# [Task description]
Omit every picture while repeating the entries exactly.

(Dataset entries on figures)
━━━━━━━━━━━━━━━━
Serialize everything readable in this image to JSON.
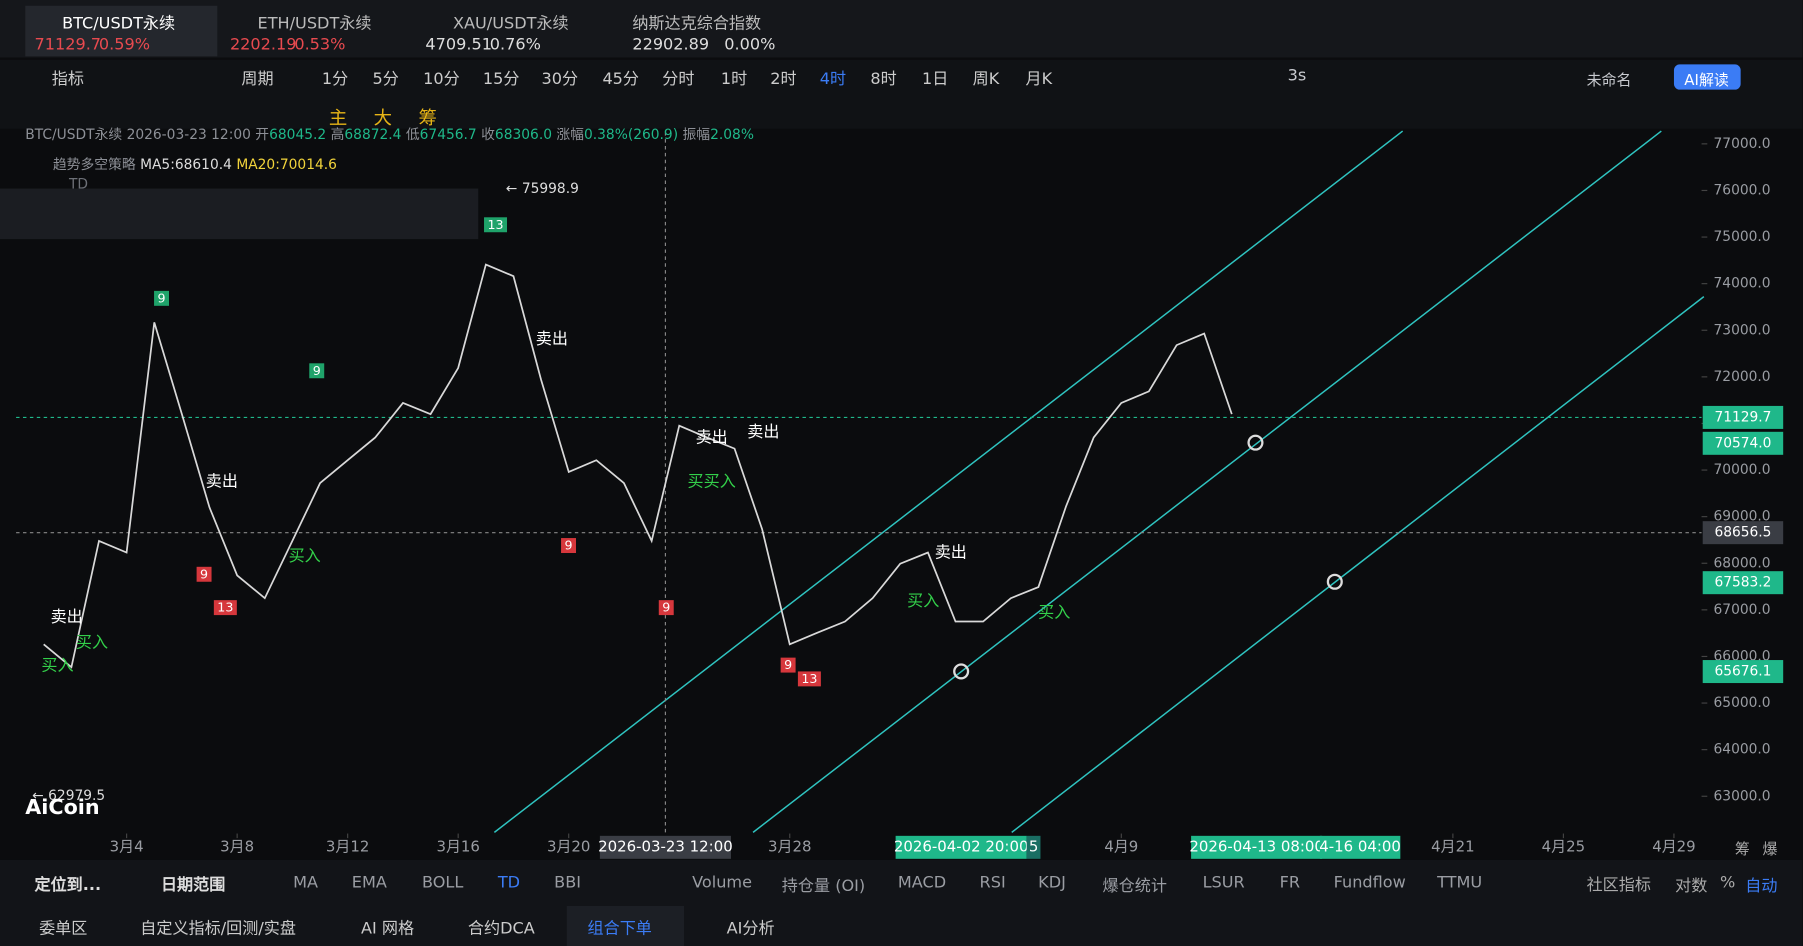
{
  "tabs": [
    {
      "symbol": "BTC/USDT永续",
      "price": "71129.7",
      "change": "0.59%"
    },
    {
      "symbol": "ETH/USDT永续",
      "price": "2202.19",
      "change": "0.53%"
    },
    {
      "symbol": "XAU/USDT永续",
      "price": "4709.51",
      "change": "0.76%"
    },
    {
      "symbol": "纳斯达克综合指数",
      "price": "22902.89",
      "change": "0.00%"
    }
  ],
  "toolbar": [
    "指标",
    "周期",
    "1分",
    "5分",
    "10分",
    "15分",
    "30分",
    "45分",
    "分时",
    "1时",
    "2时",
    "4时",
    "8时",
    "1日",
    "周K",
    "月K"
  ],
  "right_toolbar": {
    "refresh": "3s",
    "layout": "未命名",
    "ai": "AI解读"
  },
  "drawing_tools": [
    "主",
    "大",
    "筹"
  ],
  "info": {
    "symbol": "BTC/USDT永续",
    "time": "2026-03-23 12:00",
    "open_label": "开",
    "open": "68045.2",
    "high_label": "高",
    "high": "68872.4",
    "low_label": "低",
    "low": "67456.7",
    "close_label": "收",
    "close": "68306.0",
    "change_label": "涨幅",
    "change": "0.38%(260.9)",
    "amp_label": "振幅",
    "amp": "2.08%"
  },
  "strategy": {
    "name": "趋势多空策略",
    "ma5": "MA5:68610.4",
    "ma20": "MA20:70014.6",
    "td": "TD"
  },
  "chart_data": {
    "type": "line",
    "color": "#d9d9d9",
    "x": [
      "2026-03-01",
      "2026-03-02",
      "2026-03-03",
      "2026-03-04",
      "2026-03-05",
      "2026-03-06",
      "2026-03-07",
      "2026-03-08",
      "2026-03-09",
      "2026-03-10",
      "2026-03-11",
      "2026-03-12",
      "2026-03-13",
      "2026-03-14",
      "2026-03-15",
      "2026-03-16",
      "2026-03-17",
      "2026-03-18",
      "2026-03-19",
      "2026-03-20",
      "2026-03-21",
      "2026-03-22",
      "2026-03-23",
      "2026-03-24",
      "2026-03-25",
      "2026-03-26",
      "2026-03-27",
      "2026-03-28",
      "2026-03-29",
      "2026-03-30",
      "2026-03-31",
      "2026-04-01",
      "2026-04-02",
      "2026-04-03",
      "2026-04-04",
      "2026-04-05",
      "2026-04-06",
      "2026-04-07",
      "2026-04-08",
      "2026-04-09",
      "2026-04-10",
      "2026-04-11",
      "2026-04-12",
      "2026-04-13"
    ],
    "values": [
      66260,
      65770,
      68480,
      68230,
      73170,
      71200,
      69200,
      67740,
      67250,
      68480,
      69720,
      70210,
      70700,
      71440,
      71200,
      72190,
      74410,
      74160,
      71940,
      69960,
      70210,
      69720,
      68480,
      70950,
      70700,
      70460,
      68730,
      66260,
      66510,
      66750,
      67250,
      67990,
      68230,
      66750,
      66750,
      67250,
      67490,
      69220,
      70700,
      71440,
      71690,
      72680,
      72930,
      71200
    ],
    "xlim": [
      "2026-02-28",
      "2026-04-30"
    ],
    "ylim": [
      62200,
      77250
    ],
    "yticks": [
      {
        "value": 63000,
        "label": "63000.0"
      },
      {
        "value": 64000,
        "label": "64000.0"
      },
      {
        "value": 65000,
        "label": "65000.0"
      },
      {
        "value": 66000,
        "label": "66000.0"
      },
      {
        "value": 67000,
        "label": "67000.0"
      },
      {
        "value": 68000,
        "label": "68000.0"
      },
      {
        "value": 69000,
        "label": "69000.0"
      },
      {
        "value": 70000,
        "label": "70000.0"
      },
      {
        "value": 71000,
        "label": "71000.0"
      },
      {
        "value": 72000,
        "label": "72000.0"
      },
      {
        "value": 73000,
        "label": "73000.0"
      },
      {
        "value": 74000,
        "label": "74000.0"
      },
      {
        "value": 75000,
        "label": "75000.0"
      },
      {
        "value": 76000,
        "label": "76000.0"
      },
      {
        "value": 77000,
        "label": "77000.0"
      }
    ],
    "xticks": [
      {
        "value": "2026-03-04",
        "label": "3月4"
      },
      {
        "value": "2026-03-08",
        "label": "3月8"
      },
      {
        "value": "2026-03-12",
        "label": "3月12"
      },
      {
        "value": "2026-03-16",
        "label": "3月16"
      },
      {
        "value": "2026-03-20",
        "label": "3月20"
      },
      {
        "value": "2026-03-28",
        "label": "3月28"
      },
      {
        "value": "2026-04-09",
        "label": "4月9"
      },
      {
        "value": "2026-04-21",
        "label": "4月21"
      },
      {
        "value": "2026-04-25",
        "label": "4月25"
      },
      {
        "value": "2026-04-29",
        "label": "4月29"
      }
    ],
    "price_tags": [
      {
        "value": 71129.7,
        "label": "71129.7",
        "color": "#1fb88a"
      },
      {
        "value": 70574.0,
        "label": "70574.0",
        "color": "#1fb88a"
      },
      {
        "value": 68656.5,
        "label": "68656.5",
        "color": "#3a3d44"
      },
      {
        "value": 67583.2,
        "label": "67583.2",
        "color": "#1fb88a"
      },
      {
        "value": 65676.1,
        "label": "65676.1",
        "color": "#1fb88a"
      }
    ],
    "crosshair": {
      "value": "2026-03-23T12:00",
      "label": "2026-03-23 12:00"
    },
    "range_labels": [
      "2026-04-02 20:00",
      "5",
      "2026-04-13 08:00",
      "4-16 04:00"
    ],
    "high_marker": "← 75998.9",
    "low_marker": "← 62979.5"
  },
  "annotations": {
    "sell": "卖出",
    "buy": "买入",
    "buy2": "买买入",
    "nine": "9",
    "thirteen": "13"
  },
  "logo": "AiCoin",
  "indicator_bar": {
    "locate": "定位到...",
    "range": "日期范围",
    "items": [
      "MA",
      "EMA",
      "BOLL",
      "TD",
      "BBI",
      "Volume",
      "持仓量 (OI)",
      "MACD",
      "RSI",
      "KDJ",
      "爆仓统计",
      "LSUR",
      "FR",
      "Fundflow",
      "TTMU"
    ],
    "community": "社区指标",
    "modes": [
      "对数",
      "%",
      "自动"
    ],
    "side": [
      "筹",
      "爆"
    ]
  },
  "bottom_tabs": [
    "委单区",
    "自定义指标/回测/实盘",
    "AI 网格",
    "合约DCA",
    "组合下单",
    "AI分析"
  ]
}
━━━━━━━━━━━━━━━━
# [Solved problem]
Serialize everything readable in this image to JSON.
{
  "tabs": [
    {
      "symbol": "BTC/USDT永续",
      "price": "71129.7",
      "change": "0.59%"
    },
    {
      "symbol": "ETH/USDT永续",
      "price": "2202.19",
      "change": "0.53%"
    },
    {
      "symbol": "XAU/USDT永续",
      "price": "4709.51",
      "change": "0.76%"
    },
    {
      "symbol": "纳斯达克综合指数",
      "price": "22902.89",
      "change": "0.00%"
    }
  ],
  "toolbar": [
    "指标",
    "周期",
    "1分",
    "5分",
    "10分",
    "15分",
    "30分",
    "45分",
    "分时",
    "1时",
    "2时",
    "4时",
    "8时",
    "1日",
    "周K",
    "月K"
  ],
  "right_toolbar": {
    "refresh": "3s",
    "layout": "未命名",
    "ai": "AI解读"
  },
  "drawing_tools": [
    "主",
    "大",
    "筹"
  ],
  "info": {
    "symbol": "BTC/USDT永续",
    "time": "2026-03-23 12:00",
    "open_label": "开",
    "open": "68045.2",
    "high_label": "高",
    "high": "68872.4",
    "low_label": "低",
    "low": "67456.7",
    "close_label": "收",
    "close": "68306.0",
    "change_label": "涨幅",
    "change": "0.38%(260.9)",
    "amp_label": "振幅",
    "amp": "2.08%"
  },
  "strategy": {
    "name": "趋势多空策略",
    "ma5": "MA5:68610.4",
    "ma20": "MA20:70014.6",
    "td": "TD"
  },
  "chart_data": {
    "type": "line",
    "color": "#d9d9d9",
    "x": [
      "2026-03-01",
      "2026-03-02",
      "2026-03-03",
      "2026-03-04",
      "2026-03-05",
      "2026-03-06",
      "2026-03-07",
      "2026-03-08",
      "2026-03-09",
      "2026-03-10",
      "2026-03-11",
      "2026-03-12",
      "2026-03-13",
      "2026-03-14",
      "2026-03-15",
      "2026-03-16",
      "2026-03-17",
      "2026-03-18",
      "2026-03-19",
      "2026-03-20",
      "2026-03-21",
      "2026-03-22",
      "2026-03-23",
      "2026-03-24",
      "2026-03-25",
      "2026-03-26",
      "2026-03-27",
      "2026-03-28",
      "2026-03-29",
      "2026-03-30",
      "2026-03-31",
      "2026-04-01",
      "2026-04-02",
      "2026-04-03",
      "2026-04-04",
      "2026-04-05",
      "2026-04-06",
      "2026-04-07",
      "2026-04-08",
      "2026-04-09",
      "2026-04-10",
      "2026-04-11",
      "2026-04-12",
      "2026-04-13"
    ],
    "values": [
      66260,
      65770,
      68480,
      68230,
      73170,
      71200,
      69200,
      67740,
      67250,
      68480,
      69720,
      70210,
      70700,
      71440,
      71200,
      72190,
      74410,
      74160,
      71940,
      69960,
      70210,
      69720,
      68480,
      70950,
      70700,
      70460,
      68730,
      66260,
      66510,
      66750,
      67250,
      67990,
      68230,
      66750,
      66750,
      67250,
      67490,
      69220,
      70700,
      71440,
      71690,
      72680,
      72930,
      71200
    ],
    "xlim": [
      "2026-02-28",
      "2026-04-30"
    ],
    "ylim": [
      62200,
      77250
    ],
    "yticks": [
      {
        "value": 63000,
        "label": "63000.0"
      },
      {
        "value": 64000,
        "label": "64000.0"
      },
      {
        "value": 65000,
        "label": "65000.0"
      },
      {
        "value": 66000,
        "label": "66000.0"
      },
      {
        "value": 67000,
        "label": "67000.0"
      },
      {
        "value": 68000,
        "label": "68000.0"
      },
      {
        "value": 69000,
        "label": "69000.0"
      },
      {
        "value": 70000,
        "label": "70000.0"
      },
      {
        "value": 71000,
        "label": "71000.0"
      },
      {
        "value": 72000,
        "label": "72000.0"
      },
      {
        "value": 73000,
        "label": "73000.0"
      },
      {
        "value": 74000,
        "label": "74000.0"
      },
      {
        "value": 75000,
        "label": "75000.0"
      },
      {
        "value": 76000,
        "label": "76000.0"
      },
      {
        "value": 77000,
        "label": "77000.0"
      }
    ],
    "xticks": [
      {
        "value": "2026-03-04",
        "label": "3月4"
      },
      {
        "value": "2026-03-08",
        "label": "3月8"
      },
      {
        "value": "2026-03-12",
        "label": "3月12"
      },
      {
        "value": "2026-03-16",
        "label": "3月16"
      },
      {
        "value": "2026-03-20",
        "label": "3月20"
      },
      {
        "value": "2026-03-28",
        "label": "3月28"
      },
      {
        "value": "2026-04-09",
        "label": "4月9"
      },
      {
        "value": "2026-04-21",
        "label": "4月21"
      },
      {
        "value": "2026-04-25",
        "label": "4月25"
      },
      {
        "value": "2026-04-29",
        "label": "4月29"
      }
    ],
    "price_tags": [
      {
        "value": 71129.7,
        "label": "71129.7",
        "color": "#1fb88a"
      },
      {
        "value": 70574.0,
        "label": "70574.0",
        "color": "#1fb88a"
      },
      {
        "value": 68656.5,
        "label": "68656.5",
        "color": "#3a3d44"
      },
      {
        "value": 67583.2,
        "label": "67583.2",
        "color": "#1fb88a"
      },
      {
        "value": 65676.1,
        "label": "65676.1",
        "color": "#1fb88a"
      }
    ],
    "crosshair": {
      "value": "2026-03-23T12:00",
      "label": "2026-03-23 12:00"
    },
    "range_labels": [
      "2026-04-02 20:00",
      "5",
      "2026-04-13 08:00",
      "4-16 04:00"
    ],
    "high_marker": "← 75998.9",
    "low_marker": "← 62979.5"
  },
  "annotations": {
    "sell": "卖出",
    "buy": "买入",
    "buy2": "买买入",
    "nine": "9",
    "thirteen": "13"
  },
  "logo": "AiCoin",
  "indicator_bar": {
    "locate": "定位到...",
    "range": "日期范围",
    "items": [
      "MA",
      "EMA",
      "BOLL",
      "TD",
      "BBI",
      "Volume",
      "持仓量 (OI)",
      "MACD",
      "RSI",
      "KDJ",
      "爆仓统计",
      "LSUR",
      "FR",
      "Fundflow",
      "TTMU"
    ],
    "community": "社区指标",
    "modes": [
      "对数",
      "%",
      "自动"
    ],
    "side": [
      "筹",
      "爆"
    ]
  },
  "bottom_tabs": [
    "委单区",
    "自定义指标/回测/实盘",
    "AI 网格",
    "合约DCA",
    "组合下单",
    "AI分析"
  ]
}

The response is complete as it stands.